## start

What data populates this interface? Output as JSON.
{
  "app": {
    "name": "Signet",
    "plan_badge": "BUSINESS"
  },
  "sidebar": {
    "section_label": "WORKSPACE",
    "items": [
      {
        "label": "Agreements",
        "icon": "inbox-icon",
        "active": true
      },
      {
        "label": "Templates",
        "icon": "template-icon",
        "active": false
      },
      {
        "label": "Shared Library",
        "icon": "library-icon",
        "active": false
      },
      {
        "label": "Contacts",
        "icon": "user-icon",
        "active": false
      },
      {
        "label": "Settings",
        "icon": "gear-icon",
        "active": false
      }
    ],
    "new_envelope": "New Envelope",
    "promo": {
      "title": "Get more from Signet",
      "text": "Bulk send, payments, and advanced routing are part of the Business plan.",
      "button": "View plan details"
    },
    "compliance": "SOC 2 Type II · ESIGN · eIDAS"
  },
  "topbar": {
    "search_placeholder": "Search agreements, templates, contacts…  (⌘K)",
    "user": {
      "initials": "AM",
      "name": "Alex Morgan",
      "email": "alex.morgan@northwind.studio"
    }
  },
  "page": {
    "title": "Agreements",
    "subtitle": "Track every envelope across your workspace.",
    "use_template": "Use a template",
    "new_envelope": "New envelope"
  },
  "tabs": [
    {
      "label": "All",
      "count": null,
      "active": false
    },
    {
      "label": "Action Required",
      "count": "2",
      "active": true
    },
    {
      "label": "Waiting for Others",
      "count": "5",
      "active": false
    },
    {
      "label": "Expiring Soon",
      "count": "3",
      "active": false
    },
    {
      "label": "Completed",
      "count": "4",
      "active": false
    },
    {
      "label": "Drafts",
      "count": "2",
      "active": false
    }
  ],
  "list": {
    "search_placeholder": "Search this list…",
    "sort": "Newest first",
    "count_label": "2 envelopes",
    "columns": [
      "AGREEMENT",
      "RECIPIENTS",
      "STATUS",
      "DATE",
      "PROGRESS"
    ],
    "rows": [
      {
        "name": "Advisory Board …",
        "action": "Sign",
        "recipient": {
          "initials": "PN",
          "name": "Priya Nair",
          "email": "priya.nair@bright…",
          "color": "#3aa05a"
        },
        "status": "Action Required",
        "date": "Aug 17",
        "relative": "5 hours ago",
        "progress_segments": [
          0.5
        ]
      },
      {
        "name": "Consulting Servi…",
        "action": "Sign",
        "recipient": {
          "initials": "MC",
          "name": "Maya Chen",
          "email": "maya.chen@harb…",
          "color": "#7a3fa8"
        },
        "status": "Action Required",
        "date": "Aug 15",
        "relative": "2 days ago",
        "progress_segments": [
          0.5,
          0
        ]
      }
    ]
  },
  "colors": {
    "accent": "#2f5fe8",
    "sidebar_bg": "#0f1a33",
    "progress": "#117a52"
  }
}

## end

What is being asked: Copy each line of the records containing the string "initials".

Problem solution:
      "initials": "AM",
          "initials": "PN",
          "initials": "MC",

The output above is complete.